* **What is expected**
Within the listing below, locate all lines containing the word "that". Copy each one.

Items listed in a dataset:
═══
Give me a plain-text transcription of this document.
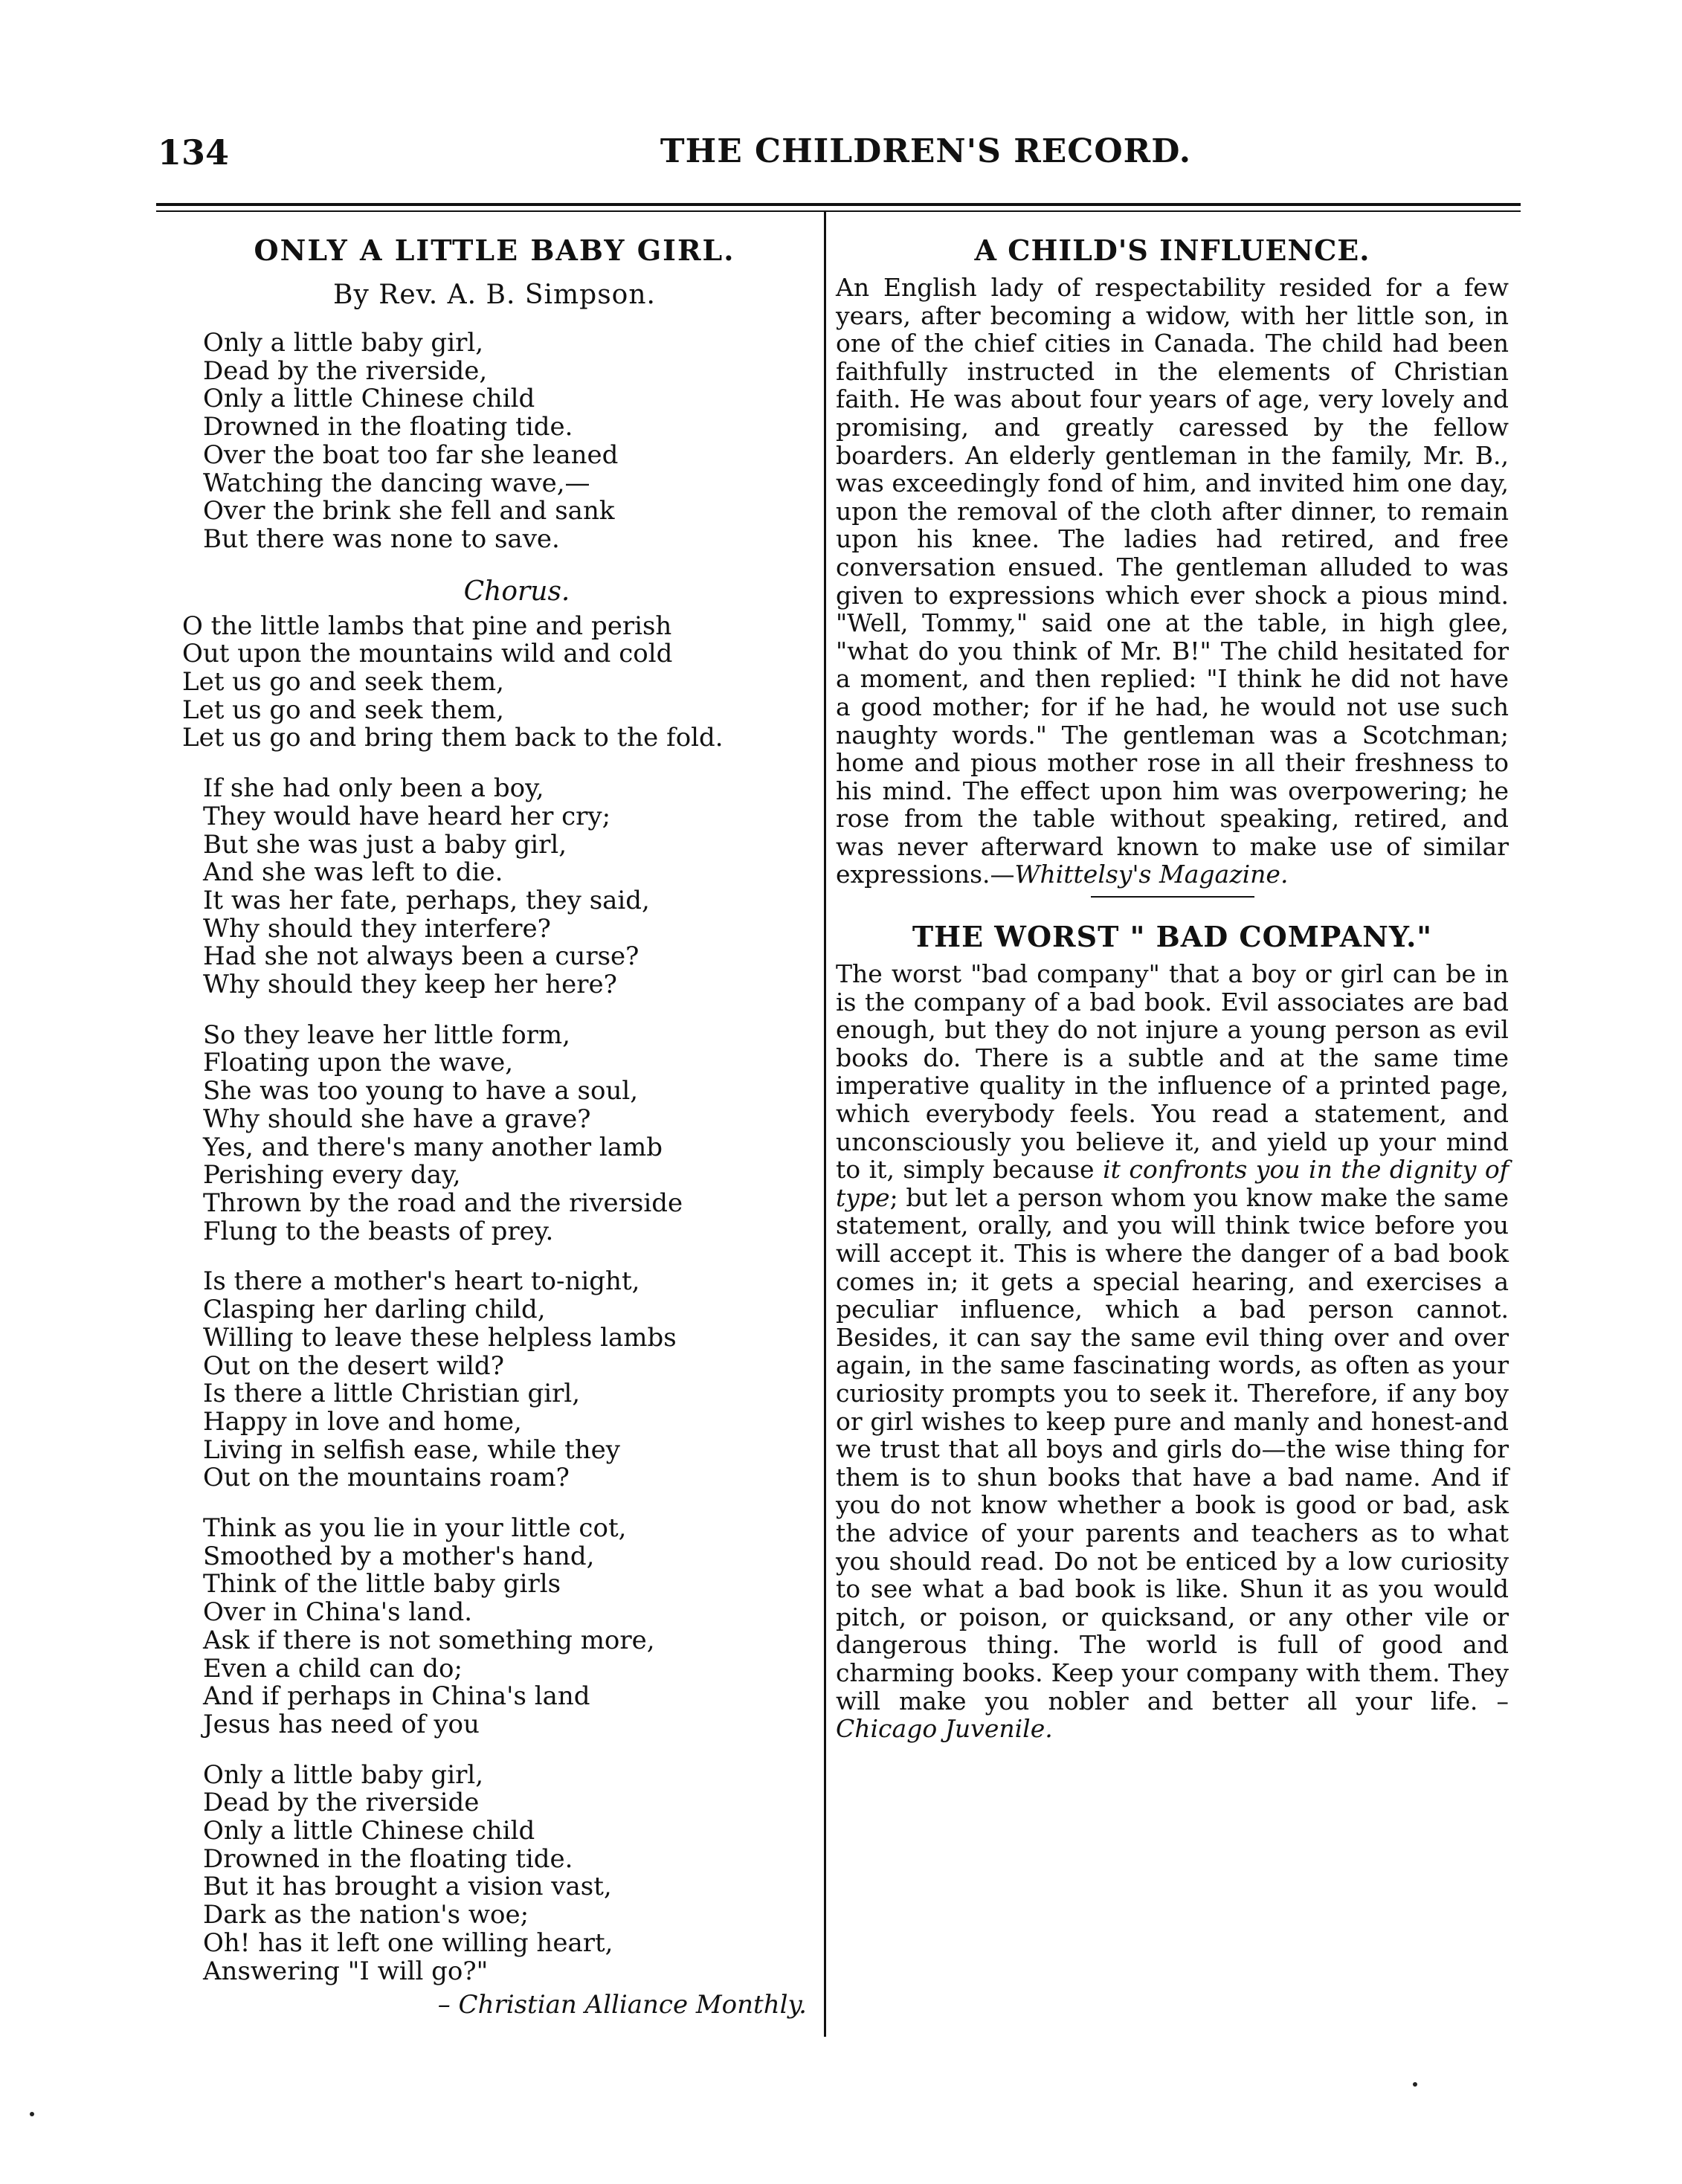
134	THE CHILDREN'S RECORD.
ONLY A LITTLE BABY GIRL.
By Rev. A. B. Simpson.
Only a little baby girl,
Dead by the riverside,
Only a little Chinese child
Drowned in the floating tide.
Over the boat too far she leaned
Watching the dancing wave,—
Over the brink she fell and sank
But there was none to save.
Chorus.
O the little lambs that pine and perish
Out upon the mountains wild and cold
Let us go and seek them,
Let us go and seek them,
Let us go and bring them back to the fold.
If she had only been a boy,
They would have heard her cry;
But she was just a baby girl,
And she was left to die.
It was her fate, perhaps, they said,
Why should they interfere?
Had she not always been a curse?
Why should they keep her here?
So they leave her little form,
Floating upon the wave,
She was too young to have a soul,
Why should she have a grave?
Yes, and there's many another lamb
Perishing every day,
Thrown by the road and the riverside
Flung to the beasts of prey.
Is there a mother's heart to-night,
Clasping her darling child,
Willing to leave these helpless lambs
Out on the desert wild?
Is there a little Christian girl,
Happy in love and home,
Living in selfish ease, while they
Out on the mountains roam?
Think as you lie in your little cot,
Smoothed by a mother's hand,
Think of the little baby girls
Over in China's land.
Ask if there is not something more,
Even a child can do;
And if perhaps in China's land
Jesus has need of you
Only a little baby girl,
Dead by the riverside
Only a little Chinese child
Drowned in the floating tide.
But it has brought a vision vast,
Dark as the nation's woe;
Oh! has it left one willing heart,
Answering "I will go?"
– Christian Alliance Monthly.
A CHILD'S INFLUENCE.

An English lady of respectability resided for a few years, after becoming a widow, with her little son, in one of the chief cities in Canada. The child had been faithfully instructed in the elements of Christian faith. He was about four years of age, very lovely and promising, and greatly caressed by the fellow boarders. An elderly gentleman in the family, Mr. B., was exceedingly fond of him, and invited him one day, upon the removal of the cloth after dinner, to remain upon his knee. The ladies had retired, and free conversation ensued. The gentleman alluded to was given to expressions which ever shock a pious mind. "Well, Tommy," said one at the table, in high glee, "what do you think of Mr. B!" The child hesitated for a moment, and then replied: "I think he did not have a good mother; for if he had, he would not use such naughty words." The gentleman was a Scotchman; home and pious mother rose in all their freshness to his mind. The effect upon him was overpowering; he rose from the table without speaking, retired, and was never afterward known to make use of similar expressions.—Whittelsy's Magazine.

THE WORST " BAD COMPANY."

The worst "bad company" that a boy or girl can be in is the company of a bad book. Evil associates are bad enough, but they do not injure a young person as evil books do. There is a subtle and at the same time imperative quality in the influence of a printed page, which everybody feels. You read a statement, and unconsciously you believe it, and yield up your mind to it, simply because it confronts you in the dignity of type; but let a person whom you know make the same statement, orally, and you will think twice before you will accept it. This is where the danger of a bad book comes in; it gets a special hearing, and exercises a peculiar influence, which a bad person cannot. Besides, it can say the same evil thing over and over again, in the same fascinating words, as often as your curiosity prompts you to seek it. Therefore, if any boy or girl wishes to keep pure and manly and honest-and we trust that all boys and girls do—the wise thing for them is to shun books that have a bad name. And if you do not know whether a book is good or bad, ask the advice of your parents and teachers as to what you should read. Do not be enticed by a low curiosity to see what a bad book is like. Shun it as you would pitch, or poison, or quicksand, or any other vile or dangerous thing. The world is full of good and charming books. Keep your company with them. They will make you nobler and better all your life. –Chicago Juvenile.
═══
* **Finished task**
O the little lambs that pine and perish
The worst "bad company" that a boy or girl can be in is the company of a bad book. Evil associates are bad enough, but they do not injure a young person as evil books do. There is a subtle and at the same time imperative quality in the influence of a printed page, which everybody feels. You read a statement, and unconsciously you believe it, and yield up your mind to it, simply because it confronts you in the dignity of type; but let a person whom you know make the same statement, orally, and you will think twice before you will accept it. This is where the danger of a bad book comes in; it gets a special hearing, and exercises a peculiar influence, which a bad person cannot. Besides, it can say the same evil thing over and over again, in the same fascinating words, as often as your curiosity prompts you to seek it. Therefore, if any boy or girl wishes to keep pure and manly and honest-and we trust that all boys and girls do—the wise thing for them is to shun books that have a bad name. And if you do not know whether a book is good or bad, ask the advice of your parents and teachers as to what you should read. Do not be enticed by a low curiosity to see what a bad book is like. Shun it as you would pitch, or poison, or quicksand, or any other vile or dangerous thing. The world is full of good and charming books. Keep your company with them. They will make you nobler and better all your life. –Chicago Juvenile.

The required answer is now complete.